Data to process:
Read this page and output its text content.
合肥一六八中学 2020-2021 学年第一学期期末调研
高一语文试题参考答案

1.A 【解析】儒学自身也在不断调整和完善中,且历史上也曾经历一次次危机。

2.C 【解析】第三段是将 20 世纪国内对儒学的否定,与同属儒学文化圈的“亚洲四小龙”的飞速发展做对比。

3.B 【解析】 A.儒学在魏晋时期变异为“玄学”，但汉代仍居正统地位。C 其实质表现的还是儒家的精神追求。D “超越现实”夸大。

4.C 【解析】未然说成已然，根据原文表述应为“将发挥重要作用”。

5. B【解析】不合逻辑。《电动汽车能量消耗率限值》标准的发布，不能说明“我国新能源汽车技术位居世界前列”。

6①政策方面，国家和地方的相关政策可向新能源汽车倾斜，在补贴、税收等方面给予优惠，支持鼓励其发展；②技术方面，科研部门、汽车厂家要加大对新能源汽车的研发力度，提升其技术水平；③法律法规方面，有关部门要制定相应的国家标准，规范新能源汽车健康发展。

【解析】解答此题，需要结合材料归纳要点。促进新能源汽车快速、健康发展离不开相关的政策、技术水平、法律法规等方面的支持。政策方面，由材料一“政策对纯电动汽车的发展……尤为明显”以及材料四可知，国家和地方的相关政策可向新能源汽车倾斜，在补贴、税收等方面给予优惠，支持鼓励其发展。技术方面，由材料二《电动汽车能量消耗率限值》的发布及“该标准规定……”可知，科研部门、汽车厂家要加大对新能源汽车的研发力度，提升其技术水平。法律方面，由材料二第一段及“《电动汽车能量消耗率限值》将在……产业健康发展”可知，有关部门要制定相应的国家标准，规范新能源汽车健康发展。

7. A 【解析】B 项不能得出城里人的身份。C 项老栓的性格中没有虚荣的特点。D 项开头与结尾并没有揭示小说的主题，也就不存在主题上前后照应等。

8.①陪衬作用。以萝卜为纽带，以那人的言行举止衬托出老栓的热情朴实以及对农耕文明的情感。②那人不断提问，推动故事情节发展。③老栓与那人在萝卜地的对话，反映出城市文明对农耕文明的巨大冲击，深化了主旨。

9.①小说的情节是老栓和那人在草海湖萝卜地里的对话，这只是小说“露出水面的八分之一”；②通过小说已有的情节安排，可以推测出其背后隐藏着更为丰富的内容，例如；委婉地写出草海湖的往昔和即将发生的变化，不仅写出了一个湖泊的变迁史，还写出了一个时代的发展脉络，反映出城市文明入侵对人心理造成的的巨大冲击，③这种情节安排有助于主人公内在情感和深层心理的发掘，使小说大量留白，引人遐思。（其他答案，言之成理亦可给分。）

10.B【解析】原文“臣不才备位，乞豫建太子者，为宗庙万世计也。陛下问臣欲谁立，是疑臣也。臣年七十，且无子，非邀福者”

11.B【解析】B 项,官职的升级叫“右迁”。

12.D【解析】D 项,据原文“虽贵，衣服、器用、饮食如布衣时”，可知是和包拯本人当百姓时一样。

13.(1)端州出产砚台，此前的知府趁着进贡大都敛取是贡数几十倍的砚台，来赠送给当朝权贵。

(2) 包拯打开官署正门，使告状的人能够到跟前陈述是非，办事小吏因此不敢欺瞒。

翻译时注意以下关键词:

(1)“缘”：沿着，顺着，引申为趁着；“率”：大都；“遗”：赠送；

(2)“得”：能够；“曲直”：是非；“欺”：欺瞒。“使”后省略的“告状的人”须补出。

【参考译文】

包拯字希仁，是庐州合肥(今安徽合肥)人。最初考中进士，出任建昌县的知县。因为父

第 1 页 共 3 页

---

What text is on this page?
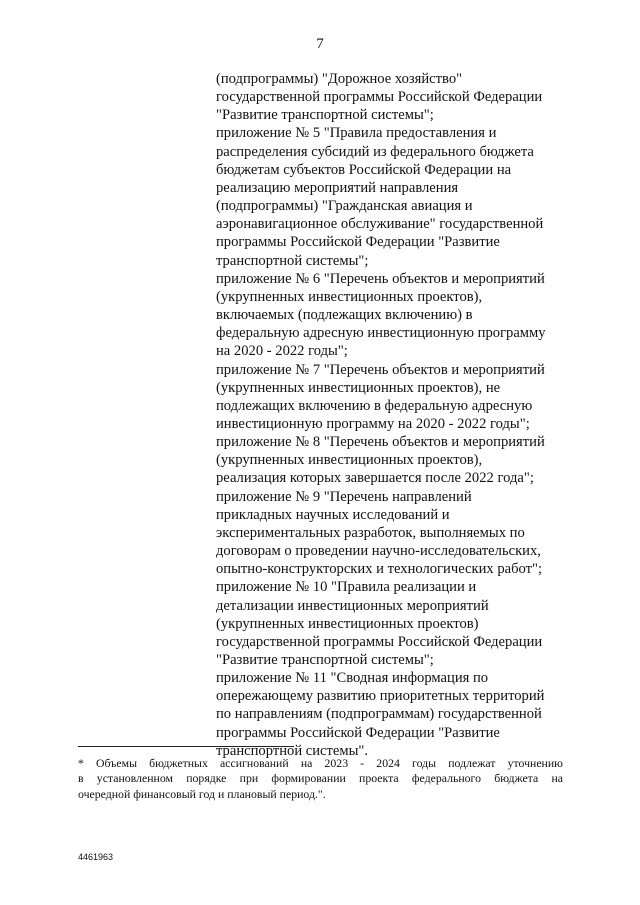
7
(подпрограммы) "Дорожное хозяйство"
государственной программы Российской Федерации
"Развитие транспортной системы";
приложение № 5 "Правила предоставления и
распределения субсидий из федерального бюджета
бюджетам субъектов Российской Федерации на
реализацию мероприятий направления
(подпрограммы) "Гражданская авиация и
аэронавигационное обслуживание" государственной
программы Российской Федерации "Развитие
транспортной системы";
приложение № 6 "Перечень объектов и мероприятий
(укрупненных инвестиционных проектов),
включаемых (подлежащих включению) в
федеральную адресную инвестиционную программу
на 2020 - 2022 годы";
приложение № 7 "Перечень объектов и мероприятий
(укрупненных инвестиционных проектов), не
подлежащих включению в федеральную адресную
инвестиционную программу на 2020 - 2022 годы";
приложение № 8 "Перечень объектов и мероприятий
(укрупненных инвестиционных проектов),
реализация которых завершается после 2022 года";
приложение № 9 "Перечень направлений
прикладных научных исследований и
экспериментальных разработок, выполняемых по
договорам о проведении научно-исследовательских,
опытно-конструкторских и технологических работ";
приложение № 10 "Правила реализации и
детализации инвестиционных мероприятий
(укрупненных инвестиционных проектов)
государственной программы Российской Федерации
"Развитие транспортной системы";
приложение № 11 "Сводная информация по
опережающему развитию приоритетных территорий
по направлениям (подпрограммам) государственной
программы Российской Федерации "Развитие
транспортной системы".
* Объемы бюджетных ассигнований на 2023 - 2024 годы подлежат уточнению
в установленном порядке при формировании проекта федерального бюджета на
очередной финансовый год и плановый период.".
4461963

* * *

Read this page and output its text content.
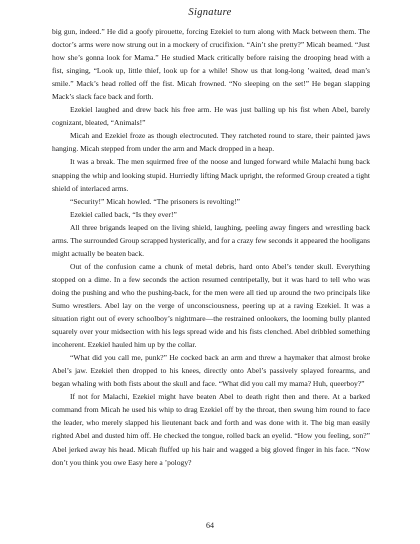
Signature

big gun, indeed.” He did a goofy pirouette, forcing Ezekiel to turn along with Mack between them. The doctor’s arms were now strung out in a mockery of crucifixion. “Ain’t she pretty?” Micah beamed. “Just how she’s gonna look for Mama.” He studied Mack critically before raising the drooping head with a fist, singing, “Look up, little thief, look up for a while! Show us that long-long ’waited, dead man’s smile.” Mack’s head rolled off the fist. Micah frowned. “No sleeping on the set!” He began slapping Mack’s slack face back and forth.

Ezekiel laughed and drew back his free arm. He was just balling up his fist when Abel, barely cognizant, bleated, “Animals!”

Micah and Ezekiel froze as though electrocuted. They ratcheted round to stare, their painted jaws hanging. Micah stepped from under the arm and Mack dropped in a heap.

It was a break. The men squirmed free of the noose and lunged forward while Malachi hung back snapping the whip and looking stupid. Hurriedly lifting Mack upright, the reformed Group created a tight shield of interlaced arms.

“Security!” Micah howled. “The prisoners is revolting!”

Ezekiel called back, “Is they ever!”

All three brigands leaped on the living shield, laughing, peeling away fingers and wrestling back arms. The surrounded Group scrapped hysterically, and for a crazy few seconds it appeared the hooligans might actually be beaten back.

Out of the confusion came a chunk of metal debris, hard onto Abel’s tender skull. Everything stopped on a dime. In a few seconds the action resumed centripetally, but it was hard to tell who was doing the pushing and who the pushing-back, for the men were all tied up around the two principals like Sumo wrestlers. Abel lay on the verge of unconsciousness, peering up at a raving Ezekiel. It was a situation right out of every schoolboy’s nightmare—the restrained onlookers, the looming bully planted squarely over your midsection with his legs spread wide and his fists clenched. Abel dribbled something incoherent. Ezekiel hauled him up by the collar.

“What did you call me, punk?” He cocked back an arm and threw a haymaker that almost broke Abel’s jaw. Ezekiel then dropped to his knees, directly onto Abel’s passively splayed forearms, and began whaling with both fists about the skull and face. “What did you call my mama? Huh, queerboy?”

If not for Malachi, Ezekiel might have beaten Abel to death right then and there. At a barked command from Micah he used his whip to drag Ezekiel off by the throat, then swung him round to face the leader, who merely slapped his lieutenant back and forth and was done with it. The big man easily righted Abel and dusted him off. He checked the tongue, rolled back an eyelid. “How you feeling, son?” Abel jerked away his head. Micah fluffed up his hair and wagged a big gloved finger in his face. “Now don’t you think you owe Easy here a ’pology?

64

Stated problem: Figure out how many lines of the data above include "подлежащих", then give the number and nothing more.

Expected answer: 2